▶ _WHAT YOU SHOULD DO_:
State how many lines in the records hold the word "tipo", giving the number and no other text.

Extracted data entries
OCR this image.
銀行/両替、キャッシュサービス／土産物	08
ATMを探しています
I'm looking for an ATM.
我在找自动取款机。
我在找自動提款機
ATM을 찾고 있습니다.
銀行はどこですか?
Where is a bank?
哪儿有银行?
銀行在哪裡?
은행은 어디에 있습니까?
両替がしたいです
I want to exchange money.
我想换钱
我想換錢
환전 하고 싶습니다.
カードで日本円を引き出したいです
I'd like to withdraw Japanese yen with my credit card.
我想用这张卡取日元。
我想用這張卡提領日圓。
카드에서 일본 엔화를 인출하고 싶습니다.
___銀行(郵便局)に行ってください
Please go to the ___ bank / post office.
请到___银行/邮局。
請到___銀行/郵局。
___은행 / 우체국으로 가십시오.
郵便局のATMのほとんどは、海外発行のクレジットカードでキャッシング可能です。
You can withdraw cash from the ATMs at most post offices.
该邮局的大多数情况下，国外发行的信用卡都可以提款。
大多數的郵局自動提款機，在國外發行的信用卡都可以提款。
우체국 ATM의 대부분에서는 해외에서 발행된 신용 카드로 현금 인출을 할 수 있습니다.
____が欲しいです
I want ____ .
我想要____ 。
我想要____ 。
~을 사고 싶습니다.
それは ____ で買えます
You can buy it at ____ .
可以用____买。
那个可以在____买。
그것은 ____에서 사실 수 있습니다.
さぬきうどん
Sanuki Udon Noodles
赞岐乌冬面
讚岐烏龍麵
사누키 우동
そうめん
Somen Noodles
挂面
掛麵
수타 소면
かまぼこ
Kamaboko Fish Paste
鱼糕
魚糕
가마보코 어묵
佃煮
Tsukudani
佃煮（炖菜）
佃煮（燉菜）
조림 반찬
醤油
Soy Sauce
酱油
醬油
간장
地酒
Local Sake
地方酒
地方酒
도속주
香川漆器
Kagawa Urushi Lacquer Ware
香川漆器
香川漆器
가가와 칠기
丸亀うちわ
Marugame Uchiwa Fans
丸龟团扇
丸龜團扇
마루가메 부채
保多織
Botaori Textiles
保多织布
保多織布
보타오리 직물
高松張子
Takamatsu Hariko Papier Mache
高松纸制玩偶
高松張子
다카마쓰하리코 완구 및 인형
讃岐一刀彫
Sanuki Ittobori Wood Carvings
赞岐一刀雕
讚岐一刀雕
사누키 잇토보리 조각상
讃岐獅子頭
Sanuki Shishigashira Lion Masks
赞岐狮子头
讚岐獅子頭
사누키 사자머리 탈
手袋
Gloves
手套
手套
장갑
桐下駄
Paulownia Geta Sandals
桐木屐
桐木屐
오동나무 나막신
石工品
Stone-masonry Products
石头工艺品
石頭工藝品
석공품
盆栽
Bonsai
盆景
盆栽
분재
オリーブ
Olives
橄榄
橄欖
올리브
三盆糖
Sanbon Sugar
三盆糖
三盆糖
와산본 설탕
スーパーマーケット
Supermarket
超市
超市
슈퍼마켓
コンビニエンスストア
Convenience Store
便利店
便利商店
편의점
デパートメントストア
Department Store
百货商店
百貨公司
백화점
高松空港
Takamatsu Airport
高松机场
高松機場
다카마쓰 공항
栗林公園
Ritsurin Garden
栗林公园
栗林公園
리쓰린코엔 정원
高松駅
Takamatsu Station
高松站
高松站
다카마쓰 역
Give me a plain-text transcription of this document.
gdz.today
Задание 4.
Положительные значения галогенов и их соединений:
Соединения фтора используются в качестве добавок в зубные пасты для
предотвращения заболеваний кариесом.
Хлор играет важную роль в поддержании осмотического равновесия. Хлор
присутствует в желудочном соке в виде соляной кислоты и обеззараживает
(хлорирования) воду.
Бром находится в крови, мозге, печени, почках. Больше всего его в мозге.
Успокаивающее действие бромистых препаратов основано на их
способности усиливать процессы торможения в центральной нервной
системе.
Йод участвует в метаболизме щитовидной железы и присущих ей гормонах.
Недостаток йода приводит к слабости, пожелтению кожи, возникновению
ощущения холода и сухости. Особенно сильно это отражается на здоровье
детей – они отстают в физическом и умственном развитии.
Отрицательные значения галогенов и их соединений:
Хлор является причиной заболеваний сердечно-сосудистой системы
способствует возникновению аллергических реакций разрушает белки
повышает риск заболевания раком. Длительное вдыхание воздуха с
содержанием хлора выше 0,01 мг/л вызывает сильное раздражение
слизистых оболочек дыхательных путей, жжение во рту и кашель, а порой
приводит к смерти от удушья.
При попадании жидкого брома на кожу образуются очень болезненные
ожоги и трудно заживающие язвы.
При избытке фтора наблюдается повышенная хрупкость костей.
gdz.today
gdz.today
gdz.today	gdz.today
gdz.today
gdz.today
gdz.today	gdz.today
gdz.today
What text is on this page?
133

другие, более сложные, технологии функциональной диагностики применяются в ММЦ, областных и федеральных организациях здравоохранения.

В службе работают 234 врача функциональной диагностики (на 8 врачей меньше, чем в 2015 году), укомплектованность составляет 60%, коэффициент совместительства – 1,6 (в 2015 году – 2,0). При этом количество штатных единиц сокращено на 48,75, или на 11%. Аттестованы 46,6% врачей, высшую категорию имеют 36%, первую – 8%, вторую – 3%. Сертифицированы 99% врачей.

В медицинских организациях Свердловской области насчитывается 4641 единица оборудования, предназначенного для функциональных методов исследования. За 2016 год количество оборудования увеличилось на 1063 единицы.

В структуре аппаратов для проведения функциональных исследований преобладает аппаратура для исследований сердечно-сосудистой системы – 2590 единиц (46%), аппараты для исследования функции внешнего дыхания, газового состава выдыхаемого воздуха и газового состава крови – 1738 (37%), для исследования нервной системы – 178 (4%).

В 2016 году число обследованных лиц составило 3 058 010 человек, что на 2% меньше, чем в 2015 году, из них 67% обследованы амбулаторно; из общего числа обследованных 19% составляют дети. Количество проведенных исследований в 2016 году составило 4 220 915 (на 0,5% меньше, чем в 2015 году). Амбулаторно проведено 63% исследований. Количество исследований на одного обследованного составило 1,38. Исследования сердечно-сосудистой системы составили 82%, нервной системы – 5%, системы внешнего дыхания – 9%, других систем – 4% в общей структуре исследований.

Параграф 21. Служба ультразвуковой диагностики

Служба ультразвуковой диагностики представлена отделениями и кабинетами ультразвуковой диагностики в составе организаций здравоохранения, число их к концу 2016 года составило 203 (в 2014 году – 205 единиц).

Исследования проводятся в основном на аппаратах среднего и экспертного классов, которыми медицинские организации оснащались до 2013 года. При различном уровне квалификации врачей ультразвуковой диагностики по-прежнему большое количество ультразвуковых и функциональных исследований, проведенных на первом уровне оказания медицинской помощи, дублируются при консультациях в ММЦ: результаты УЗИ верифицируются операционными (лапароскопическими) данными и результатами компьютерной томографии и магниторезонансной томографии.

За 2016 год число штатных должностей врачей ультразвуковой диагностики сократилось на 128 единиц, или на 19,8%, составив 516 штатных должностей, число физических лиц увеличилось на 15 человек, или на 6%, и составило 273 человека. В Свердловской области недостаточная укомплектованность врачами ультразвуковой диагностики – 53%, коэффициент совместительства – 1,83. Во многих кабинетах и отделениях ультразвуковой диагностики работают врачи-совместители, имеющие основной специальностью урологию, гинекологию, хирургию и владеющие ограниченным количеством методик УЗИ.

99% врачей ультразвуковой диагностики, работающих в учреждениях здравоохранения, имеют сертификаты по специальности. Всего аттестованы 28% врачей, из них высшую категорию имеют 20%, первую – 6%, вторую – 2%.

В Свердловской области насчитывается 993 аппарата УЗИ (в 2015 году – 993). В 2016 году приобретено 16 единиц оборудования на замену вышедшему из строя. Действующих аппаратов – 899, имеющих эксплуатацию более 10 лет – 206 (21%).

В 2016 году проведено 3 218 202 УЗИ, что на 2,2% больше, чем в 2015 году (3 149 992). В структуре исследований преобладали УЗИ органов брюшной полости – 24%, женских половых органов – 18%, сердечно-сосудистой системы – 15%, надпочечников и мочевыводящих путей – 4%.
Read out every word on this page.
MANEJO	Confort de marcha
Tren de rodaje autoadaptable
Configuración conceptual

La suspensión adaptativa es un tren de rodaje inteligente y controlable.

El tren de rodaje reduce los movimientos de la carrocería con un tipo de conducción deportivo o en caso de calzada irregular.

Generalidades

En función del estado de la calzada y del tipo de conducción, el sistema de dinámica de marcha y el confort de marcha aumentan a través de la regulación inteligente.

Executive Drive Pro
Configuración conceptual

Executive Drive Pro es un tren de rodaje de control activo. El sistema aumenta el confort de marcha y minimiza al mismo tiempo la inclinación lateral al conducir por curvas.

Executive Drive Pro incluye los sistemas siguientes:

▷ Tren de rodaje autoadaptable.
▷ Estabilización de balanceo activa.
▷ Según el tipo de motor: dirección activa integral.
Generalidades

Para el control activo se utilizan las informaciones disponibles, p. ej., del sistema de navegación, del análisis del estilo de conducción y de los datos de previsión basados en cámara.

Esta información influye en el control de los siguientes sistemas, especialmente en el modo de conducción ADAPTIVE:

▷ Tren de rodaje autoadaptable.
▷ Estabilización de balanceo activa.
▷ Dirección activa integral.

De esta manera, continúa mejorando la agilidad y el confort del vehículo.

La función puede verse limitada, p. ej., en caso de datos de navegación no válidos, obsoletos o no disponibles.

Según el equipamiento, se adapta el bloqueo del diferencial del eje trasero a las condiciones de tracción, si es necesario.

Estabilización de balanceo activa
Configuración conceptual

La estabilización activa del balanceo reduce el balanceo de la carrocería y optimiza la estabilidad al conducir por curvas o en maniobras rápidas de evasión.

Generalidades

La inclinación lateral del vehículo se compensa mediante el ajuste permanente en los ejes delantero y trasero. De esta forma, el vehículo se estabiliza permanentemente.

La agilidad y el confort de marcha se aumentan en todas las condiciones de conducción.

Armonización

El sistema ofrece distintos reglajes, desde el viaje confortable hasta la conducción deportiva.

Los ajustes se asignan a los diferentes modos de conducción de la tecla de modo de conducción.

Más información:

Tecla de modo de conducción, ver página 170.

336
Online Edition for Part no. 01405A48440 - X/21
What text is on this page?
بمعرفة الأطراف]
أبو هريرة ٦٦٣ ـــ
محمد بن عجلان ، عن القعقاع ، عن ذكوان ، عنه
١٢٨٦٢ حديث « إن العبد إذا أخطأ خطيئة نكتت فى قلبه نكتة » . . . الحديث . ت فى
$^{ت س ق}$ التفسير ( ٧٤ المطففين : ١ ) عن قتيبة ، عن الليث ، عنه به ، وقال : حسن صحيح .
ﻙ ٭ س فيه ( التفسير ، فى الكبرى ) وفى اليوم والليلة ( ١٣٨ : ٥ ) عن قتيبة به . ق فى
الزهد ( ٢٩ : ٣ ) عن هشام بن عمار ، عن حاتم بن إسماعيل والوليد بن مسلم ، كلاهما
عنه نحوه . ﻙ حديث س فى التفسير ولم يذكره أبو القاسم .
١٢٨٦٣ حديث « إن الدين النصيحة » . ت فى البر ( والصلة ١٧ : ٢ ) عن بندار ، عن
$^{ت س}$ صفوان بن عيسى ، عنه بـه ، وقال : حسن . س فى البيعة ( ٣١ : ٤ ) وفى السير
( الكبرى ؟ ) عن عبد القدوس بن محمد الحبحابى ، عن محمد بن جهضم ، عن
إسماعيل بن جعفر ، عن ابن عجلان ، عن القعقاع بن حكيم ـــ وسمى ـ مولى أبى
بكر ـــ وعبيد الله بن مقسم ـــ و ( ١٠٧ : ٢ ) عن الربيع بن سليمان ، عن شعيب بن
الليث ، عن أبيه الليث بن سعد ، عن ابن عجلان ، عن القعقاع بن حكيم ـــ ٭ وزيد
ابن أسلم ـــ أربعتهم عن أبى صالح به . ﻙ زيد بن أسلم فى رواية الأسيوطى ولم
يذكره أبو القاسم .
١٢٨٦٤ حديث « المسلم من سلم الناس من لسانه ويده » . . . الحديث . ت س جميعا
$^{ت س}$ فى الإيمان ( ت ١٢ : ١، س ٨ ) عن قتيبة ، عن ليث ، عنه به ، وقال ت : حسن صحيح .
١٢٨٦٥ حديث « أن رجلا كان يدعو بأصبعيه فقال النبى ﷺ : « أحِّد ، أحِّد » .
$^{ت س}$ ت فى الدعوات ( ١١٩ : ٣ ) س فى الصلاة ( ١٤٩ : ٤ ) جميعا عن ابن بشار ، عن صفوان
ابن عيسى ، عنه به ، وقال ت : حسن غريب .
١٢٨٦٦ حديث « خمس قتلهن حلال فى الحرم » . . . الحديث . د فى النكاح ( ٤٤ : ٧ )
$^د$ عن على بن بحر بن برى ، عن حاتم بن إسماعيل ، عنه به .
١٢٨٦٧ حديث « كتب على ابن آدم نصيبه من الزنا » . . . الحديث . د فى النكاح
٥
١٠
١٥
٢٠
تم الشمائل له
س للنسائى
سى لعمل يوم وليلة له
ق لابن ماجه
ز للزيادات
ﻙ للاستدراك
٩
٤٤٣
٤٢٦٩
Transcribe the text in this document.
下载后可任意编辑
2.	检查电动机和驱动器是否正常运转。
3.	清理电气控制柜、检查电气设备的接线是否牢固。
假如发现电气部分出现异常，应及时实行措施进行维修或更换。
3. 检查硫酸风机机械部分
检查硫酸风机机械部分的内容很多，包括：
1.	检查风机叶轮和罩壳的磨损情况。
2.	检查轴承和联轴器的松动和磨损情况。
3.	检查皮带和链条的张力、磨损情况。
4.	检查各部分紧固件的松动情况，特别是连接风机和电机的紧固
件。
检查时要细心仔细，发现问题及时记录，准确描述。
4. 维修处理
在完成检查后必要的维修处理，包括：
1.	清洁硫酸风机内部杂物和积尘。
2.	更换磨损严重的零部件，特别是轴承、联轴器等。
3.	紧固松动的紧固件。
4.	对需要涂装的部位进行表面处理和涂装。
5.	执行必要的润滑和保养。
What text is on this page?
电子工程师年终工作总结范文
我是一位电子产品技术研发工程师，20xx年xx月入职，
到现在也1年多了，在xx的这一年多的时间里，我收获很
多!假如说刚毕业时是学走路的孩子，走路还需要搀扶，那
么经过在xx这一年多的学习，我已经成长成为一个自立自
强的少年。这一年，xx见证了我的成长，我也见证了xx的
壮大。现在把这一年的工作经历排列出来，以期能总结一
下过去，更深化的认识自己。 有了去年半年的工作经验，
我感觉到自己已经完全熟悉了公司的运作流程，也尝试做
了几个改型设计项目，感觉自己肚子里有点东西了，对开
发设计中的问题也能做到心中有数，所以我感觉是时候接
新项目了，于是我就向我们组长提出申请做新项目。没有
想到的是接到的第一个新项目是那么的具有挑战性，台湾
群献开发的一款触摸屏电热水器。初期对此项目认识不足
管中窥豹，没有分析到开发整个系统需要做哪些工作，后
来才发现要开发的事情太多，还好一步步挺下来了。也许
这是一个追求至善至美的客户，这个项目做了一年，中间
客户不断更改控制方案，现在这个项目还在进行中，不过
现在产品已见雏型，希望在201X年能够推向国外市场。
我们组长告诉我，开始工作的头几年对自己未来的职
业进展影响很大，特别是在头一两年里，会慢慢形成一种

▶ _RESPONSE_:
3